◆ TASK
Filter this material down to the lines that hold "Date", copying each one.

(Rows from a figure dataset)
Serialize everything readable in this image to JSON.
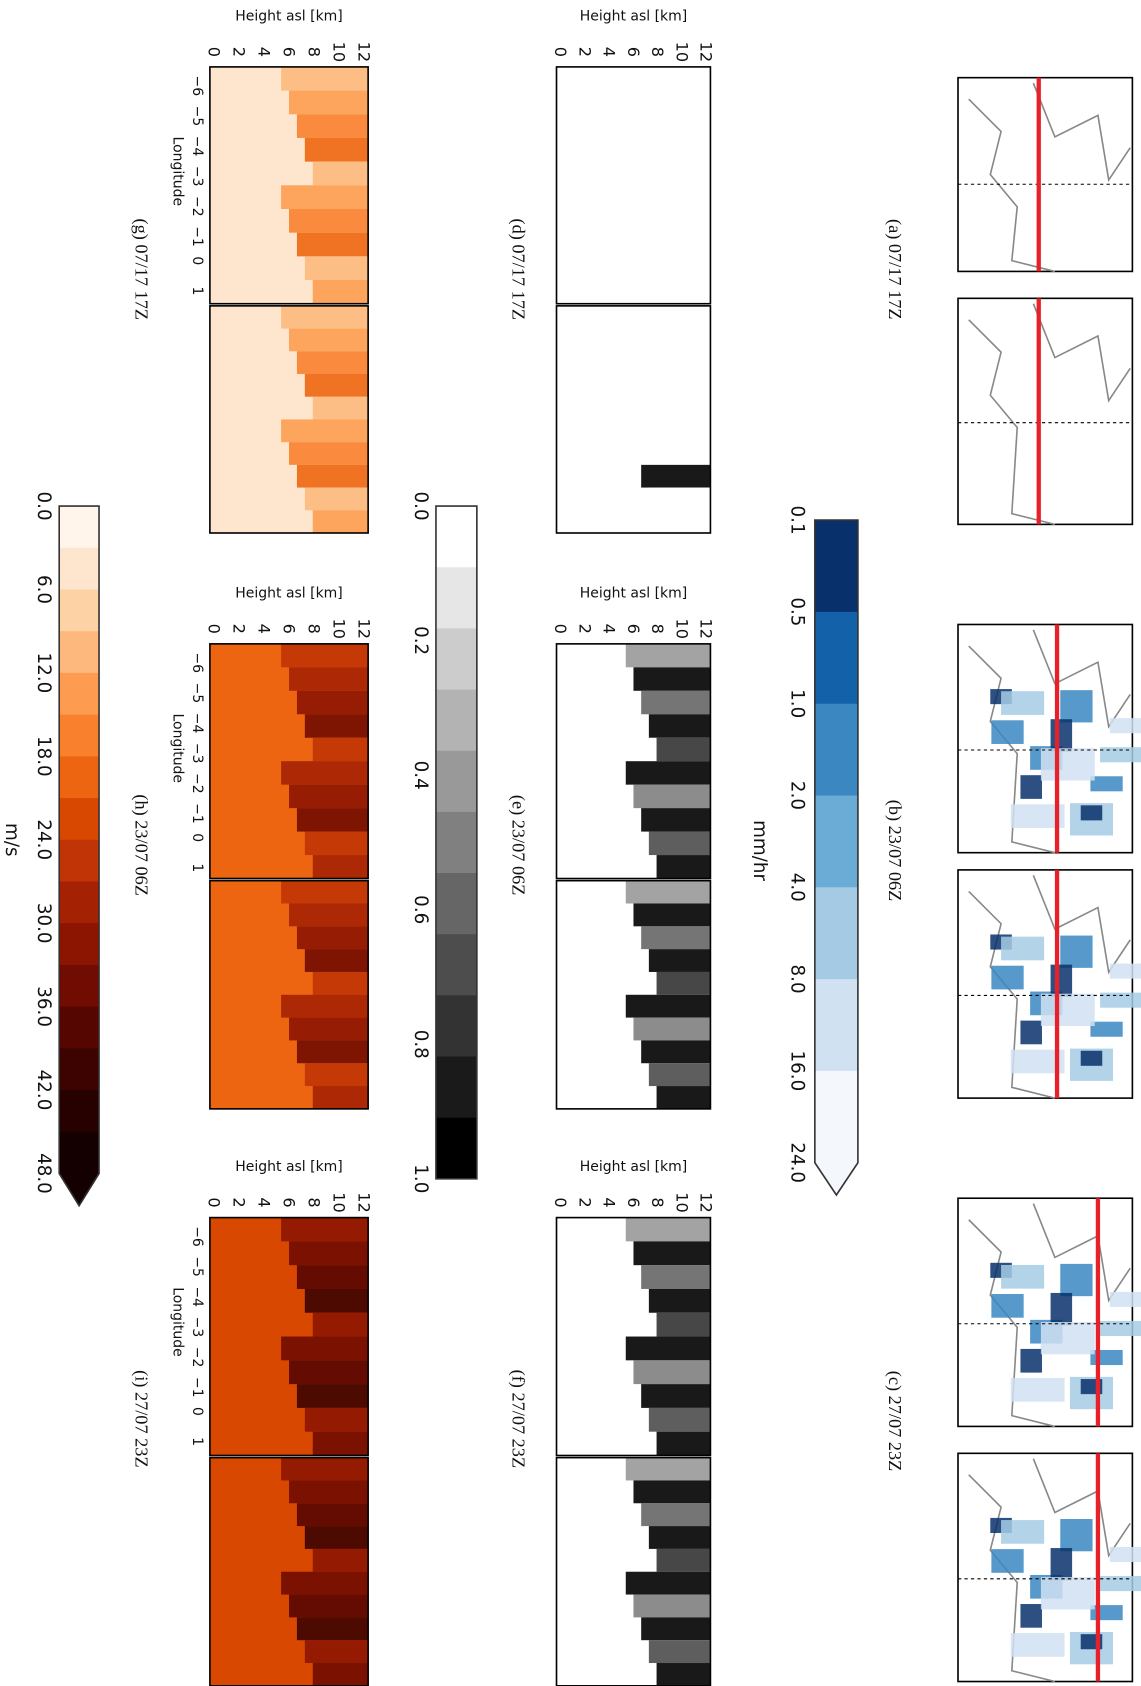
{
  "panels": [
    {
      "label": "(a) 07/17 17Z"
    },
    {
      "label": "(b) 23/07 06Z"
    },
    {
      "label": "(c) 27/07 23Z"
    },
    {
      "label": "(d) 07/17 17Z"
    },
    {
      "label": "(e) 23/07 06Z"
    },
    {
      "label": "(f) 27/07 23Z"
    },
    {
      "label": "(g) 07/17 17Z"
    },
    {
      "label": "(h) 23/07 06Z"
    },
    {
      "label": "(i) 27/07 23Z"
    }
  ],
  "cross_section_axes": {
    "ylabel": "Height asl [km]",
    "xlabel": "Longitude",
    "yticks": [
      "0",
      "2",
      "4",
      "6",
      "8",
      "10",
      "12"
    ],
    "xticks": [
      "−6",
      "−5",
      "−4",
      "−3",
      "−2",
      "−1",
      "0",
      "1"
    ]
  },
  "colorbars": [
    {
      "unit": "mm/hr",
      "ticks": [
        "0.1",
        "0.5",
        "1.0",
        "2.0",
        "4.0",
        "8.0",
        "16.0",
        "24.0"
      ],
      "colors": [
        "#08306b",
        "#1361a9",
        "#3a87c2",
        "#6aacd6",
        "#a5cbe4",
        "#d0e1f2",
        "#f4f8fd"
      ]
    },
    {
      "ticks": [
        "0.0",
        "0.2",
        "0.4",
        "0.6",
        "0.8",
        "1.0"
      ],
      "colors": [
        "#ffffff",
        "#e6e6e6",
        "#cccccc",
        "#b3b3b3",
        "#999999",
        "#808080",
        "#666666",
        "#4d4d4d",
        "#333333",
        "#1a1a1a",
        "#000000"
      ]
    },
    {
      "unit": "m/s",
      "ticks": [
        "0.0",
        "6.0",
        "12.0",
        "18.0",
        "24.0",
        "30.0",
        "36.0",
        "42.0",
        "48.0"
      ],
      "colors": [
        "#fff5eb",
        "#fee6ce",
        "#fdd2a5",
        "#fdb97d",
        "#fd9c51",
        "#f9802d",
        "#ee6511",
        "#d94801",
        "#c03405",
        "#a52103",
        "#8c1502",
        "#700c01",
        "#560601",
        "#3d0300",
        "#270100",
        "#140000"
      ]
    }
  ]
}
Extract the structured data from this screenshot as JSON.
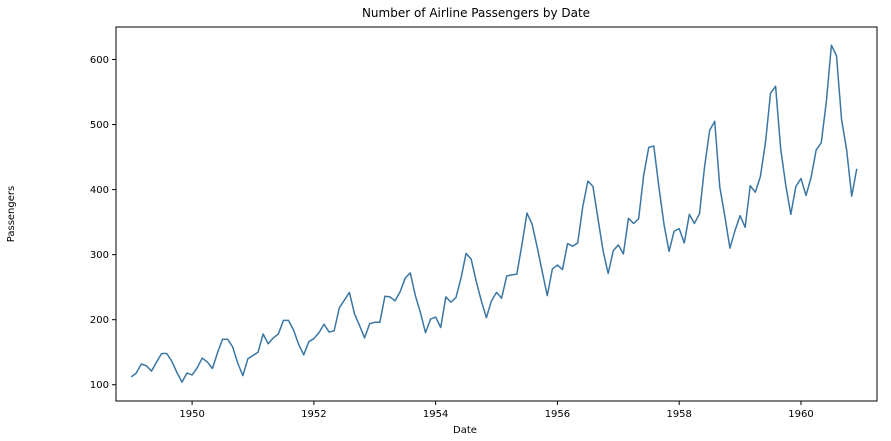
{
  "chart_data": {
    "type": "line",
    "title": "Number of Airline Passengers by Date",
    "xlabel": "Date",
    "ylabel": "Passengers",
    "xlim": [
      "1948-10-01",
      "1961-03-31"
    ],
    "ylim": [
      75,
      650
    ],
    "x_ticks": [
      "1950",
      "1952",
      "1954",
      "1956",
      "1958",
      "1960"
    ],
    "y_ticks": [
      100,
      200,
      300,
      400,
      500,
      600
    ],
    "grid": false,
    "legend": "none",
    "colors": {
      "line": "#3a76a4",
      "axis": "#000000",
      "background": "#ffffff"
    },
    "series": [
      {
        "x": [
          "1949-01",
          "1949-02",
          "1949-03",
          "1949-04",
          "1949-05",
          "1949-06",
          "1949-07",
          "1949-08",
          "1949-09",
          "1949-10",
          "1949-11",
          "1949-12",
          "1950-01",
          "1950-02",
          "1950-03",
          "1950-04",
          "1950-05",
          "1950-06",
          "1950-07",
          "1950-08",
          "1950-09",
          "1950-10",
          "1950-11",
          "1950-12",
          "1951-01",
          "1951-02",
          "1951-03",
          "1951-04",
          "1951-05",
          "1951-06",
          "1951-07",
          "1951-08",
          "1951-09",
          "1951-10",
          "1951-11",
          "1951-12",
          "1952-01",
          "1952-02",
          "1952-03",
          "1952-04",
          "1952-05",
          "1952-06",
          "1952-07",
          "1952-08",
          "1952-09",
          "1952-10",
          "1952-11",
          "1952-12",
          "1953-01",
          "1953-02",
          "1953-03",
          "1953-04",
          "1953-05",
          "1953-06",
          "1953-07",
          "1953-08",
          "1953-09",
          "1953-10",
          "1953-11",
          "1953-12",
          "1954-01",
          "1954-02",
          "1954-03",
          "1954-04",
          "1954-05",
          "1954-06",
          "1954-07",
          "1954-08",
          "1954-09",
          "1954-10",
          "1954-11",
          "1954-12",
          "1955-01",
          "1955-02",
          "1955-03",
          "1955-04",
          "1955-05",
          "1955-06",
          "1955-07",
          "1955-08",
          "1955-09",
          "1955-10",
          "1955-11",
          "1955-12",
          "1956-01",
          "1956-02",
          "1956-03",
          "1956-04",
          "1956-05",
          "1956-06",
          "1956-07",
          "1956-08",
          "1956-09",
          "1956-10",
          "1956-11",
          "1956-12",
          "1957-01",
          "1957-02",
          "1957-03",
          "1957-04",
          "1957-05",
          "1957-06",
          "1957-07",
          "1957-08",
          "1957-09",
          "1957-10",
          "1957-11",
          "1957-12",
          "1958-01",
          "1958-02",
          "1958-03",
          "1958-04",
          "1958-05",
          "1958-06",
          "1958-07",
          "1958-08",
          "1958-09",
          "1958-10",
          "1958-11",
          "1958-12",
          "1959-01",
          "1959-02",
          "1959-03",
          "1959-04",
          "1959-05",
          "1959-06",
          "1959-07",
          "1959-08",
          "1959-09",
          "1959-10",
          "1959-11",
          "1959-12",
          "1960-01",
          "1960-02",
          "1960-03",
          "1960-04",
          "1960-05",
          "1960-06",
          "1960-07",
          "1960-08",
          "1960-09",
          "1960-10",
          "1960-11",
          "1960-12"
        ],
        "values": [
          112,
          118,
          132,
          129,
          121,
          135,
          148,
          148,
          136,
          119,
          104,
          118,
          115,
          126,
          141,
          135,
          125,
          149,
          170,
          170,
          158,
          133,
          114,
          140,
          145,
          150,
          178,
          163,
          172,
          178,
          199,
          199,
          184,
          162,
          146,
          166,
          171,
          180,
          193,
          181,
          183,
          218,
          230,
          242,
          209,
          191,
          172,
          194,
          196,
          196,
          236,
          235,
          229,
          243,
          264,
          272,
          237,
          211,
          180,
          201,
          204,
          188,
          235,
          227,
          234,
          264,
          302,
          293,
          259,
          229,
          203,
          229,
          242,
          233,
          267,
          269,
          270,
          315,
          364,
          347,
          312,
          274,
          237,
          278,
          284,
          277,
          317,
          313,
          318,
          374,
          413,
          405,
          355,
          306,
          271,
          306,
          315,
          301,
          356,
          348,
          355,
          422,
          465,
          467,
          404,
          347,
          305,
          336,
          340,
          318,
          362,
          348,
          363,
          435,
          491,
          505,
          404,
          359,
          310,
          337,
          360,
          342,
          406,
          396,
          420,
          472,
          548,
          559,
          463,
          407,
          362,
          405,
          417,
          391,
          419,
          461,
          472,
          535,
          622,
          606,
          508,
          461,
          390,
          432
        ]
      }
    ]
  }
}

◆ REPLY TO THE EXERCISE
    "title": "Number of Airline Passengers by Date",
    "xlabel": "Date",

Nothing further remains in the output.